Part of a data file

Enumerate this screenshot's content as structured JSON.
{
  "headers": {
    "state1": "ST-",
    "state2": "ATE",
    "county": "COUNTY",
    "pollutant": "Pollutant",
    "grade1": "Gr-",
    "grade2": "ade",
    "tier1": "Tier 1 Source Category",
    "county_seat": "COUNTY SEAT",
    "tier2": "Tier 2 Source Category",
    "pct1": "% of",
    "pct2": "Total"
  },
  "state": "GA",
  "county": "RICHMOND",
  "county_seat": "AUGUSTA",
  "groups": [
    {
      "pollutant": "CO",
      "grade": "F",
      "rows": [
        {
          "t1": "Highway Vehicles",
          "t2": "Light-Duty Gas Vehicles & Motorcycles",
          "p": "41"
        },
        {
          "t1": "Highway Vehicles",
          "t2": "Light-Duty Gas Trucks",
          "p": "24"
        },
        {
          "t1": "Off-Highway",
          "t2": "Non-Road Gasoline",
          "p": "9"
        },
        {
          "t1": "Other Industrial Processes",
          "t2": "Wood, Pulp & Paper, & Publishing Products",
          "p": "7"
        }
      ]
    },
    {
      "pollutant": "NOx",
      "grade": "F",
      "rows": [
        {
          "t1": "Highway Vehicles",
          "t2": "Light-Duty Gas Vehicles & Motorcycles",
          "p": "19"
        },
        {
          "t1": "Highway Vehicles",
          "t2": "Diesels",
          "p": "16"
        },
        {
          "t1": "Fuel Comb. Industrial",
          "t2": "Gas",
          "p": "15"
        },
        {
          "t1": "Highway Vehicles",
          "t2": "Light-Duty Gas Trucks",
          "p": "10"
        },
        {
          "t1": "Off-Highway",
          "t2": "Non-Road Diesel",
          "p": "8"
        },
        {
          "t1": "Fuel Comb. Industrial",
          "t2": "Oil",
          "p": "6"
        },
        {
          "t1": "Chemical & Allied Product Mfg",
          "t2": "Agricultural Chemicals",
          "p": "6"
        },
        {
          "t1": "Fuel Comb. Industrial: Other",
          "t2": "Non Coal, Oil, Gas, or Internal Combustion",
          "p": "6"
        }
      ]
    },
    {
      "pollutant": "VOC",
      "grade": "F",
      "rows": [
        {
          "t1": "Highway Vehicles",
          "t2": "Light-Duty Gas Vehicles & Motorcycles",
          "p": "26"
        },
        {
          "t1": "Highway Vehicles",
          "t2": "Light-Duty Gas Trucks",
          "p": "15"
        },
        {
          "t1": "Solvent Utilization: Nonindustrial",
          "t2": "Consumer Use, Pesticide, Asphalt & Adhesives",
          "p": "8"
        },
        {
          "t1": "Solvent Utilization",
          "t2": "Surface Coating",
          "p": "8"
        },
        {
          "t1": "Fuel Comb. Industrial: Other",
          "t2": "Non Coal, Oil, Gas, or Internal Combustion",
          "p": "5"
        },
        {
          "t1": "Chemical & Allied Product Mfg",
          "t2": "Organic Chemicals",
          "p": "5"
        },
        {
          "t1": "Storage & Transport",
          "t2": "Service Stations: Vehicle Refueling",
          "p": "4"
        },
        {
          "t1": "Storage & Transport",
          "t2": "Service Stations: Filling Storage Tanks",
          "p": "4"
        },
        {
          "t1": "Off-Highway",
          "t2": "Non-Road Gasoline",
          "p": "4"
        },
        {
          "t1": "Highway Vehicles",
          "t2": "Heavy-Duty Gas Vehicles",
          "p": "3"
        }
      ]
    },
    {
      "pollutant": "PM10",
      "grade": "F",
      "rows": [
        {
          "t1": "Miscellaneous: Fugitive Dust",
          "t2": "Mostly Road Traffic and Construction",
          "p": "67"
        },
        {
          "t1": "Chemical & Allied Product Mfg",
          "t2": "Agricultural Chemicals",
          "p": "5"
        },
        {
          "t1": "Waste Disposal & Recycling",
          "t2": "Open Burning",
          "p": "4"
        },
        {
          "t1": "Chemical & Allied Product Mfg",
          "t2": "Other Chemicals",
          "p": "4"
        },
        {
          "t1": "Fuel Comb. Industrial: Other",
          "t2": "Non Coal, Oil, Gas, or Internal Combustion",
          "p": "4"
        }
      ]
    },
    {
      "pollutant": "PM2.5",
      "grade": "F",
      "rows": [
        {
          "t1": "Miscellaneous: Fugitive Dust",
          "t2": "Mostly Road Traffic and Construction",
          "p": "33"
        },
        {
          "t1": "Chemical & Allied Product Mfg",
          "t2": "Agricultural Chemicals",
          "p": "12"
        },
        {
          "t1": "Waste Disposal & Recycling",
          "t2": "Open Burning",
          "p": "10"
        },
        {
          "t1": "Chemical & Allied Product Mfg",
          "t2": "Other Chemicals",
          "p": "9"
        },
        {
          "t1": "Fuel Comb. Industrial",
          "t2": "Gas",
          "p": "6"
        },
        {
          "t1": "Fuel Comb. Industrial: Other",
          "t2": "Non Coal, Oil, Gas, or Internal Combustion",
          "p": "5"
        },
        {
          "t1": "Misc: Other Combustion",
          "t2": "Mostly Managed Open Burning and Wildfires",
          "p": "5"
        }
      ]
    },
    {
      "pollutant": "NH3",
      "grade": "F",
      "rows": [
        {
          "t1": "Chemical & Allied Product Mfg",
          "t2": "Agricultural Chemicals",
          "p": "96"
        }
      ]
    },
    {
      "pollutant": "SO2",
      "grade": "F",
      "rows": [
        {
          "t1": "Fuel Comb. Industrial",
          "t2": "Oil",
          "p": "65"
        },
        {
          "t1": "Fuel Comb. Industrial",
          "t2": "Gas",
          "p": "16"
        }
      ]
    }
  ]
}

> **Set problem**:
Write out every record shown above, word for word.

> **Worked answer**:
Enumerate this screenshot's content as structured JSON.
{
  "headers": {
    "state1": "ST-",
    "state2": "ATE",
    "county": "COUNTY",
    "pollutant": "Pollutant",
    "grade1": "Gr-",
    "grade2": "ade",
    "tier1": "Tier 1 Source Category",
    "county_seat": "COUNTY SEAT",
    "tier2": "Tier 2 Source Category",
    "pct1": "% of",
    "pct2": "Total"
  },
  "state": "GA",
  "county": "RICHMOND",
  "county_seat": "AUGUSTA",
  "groups": [
    {
      "pollutant": "CO",
      "grade": "F",
      "rows": [
        {
          "t1": "Highway Vehicles",
          "t2": "Light-Duty Gas Vehicles & Motorcycles",
          "p": "41"
        },
        {
          "t1": "Highway Vehicles",
          "t2": "Light-Duty Gas Trucks",
          "p": "24"
        },
        {
          "t1": "Off-Highway",
          "t2": "Non-Road Gasoline",
          "p": "9"
        },
        {
          "t1": "Other Industrial Processes",
          "t2": "Wood, Pulp & Paper, & Publishing Products",
          "p": "7"
        }
      ]
    },
    {
      "pollutant": "NOx",
      "grade": "F",
      "rows": [
        {
          "t1": "Highway Vehicles",
          "t2": "Light-Duty Gas Vehicles & Motorcycles",
          "p": "19"
        },
        {
          "t1": "Highway Vehicles",
          "t2": "Diesels",
          "p": "16"
        },
        {
          "t1": "Fuel Comb. Industrial",
          "t2": "Gas",
          "p": "15"
        },
        {
          "t1": "Highway Vehicles",
          "t2": "Light-Duty Gas Trucks",
          "p": "10"
        },
        {
          "t1": "Off-Highway",
          "t2": "Non-Road Diesel",
          "p": "8"
        },
        {
          "t1": "Fuel Comb. Industrial",
          "t2": "Oil",
          "p": "6"
        },
        {
          "t1": "Chemical & Allied Product Mfg",
          "t2": "Agricultural Chemicals",
          "p": "6"
        },
        {
          "t1": "Fuel Comb. Industrial: Other",
          "t2": "Non Coal, Oil, Gas, or Internal Combustion",
          "p": "6"
        }
      ]
    },
    {
      "pollutant": "VOC",
      "grade": "F",
      "rows": [
        {
          "t1": "Highway Vehicles",
          "t2": "Light-Duty Gas Vehicles & Motorcycles",
          "p": "26"
        },
        {
          "t1": "Highway Vehicles",
          "t2": "Light-Duty Gas Trucks",
          "p": "15"
        },
        {
          "t1": "Solvent Utilization: Nonindustrial",
          "t2": "Consumer Use, Pesticide, Asphalt & Adhesives",
          "p": "8"
        },
        {
          "t1": "Solvent Utilization",
          "t2": "Surface Coating",
          "p": "8"
        },
        {
          "t1": "Fuel Comb. Industrial: Other",
          "t2": "Non Coal, Oil, Gas, or Internal Combustion",
          "p": "5"
        },
        {
          "t1": "Chemical & Allied Product Mfg",
          "t2": "Organic Chemicals",
          "p": "5"
        },
        {
          "t1": "Storage & Transport",
          "t2": "Service Stations: Vehicle Refueling",
          "p": "4"
        },
        {
          "t1": "Storage & Transport",
          "t2": "Service Stations: Filling Storage Tanks",
          "p": "4"
        },
        {
          "t1": "Off-Highway",
          "t2": "Non-Road Gasoline",
          "p": "4"
        },
        {
          "t1": "Highway Vehicles",
          "t2": "Heavy-Duty Gas Vehicles",
          "p": "3"
        }
      ]
    },
    {
      "pollutant": "PM10",
      "grade": "F",
      "rows": [
        {
          "t1": "Miscellaneous: Fugitive Dust",
          "t2": "Mostly Road Traffic and Construction",
          "p": "67"
        },
        {
          "t1": "Chemical & Allied Product Mfg",
          "t2": "Agricultural Chemicals",
          "p": "5"
        },
        {
          "t1": "Waste Disposal & Recycling",
          "t2": "Open Burning",
          "p": "4"
        },
        {
          "t1": "Chemical & Allied Product Mfg",
          "t2": "Other Chemicals",
          "p": "4"
        },
        {
          "t1": "Fuel Comb. Industrial: Other",
          "t2": "Non Coal, Oil, Gas, or Internal Combustion",
          "p": "4"
        }
      ]
    },
    {
      "pollutant": "PM2.5",
      "grade": "F",
      "rows": [
        {
          "t1": "Miscellaneous: Fugitive Dust",
          "t2": "Mostly Road Traffic and Construction",
          "p": "33"
        },
        {
          "t1": "Chemical & Allied Product Mfg",
          "t2": "Agricultural Chemicals",
          "p": "12"
        },
        {
          "t1": "Waste Disposal & Recycling",
          "t2": "Open Burning",
          "p": "10"
        },
        {
          "t1": "Chemical & Allied Product Mfg",
          "t2": "Other Chemicals",
          "p": "9"
        },
        {
          "t1": "Fuel Comb. Industrial",
          "t2": "Gas",
          "p": "6"
        },
        {
          "t1": "Fuel Comb. Industrial: Other",
          "t2": "Non Coal, Oil, Gas, or Internal Combustion",
          "p": "5"
        },
        {
          "t1": "Misc: Other Combustion",
          "t2": "Mostly Managed Open Burning and Wildfires",
          "p": "5"
        }
      ]
    },
    {
      "pollutant": "NH3",
      "grade": "F",
      "rows": [
        {
          "t1": "Chemical & Allied Product Mfg",
          "t2": "Agricultural Chemicals",
          "p": "96"
        }
      ]
    },
    {
      "pollutant": "SO2",
      "grade": "F",
      "rows": [
        {
          "t1": "Fuel Comb. Industrial",
          "t2": "Oil",
          "p": "65"
        },
        {
          "t1": "Fuel Comb. Industrial",
          "t2": "Gas",
          "p": "16"
        }
      ]
    }
  ]
}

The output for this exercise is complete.